» **Goal of the exercise**
Of all the lines in these entries, how many contain the string "života"? Give only that count.

Stored records
******
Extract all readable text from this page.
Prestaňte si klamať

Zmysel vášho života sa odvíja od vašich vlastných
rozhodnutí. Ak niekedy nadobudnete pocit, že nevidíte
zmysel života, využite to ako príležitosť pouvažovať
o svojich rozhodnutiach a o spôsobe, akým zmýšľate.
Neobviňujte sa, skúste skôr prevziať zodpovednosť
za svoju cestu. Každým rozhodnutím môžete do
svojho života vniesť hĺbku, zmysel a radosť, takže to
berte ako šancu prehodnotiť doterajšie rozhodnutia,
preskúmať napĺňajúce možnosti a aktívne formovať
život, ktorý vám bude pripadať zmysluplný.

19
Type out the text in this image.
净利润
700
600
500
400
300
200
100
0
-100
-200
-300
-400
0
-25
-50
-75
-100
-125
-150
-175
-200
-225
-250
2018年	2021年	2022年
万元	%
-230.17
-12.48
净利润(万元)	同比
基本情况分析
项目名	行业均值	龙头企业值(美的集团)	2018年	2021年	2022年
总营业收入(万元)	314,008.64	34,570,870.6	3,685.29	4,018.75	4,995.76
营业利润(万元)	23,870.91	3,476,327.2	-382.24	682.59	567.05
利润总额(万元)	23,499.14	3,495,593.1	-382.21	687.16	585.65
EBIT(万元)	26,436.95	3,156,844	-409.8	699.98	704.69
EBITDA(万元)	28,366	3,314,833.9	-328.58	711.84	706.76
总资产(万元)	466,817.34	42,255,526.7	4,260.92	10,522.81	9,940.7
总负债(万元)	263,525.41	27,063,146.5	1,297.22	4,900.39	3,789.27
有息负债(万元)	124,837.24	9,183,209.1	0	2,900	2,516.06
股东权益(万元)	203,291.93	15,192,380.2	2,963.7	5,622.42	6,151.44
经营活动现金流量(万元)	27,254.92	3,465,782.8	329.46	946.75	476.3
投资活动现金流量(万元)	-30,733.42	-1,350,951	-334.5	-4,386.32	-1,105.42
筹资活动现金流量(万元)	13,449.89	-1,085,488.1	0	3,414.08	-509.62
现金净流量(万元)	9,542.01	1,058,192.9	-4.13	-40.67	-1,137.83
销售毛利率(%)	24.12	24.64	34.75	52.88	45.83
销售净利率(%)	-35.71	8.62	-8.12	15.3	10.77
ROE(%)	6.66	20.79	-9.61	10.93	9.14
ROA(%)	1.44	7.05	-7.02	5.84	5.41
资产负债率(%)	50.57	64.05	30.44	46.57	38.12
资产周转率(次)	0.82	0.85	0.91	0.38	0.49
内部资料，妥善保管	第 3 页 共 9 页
******
» **Full solution**
3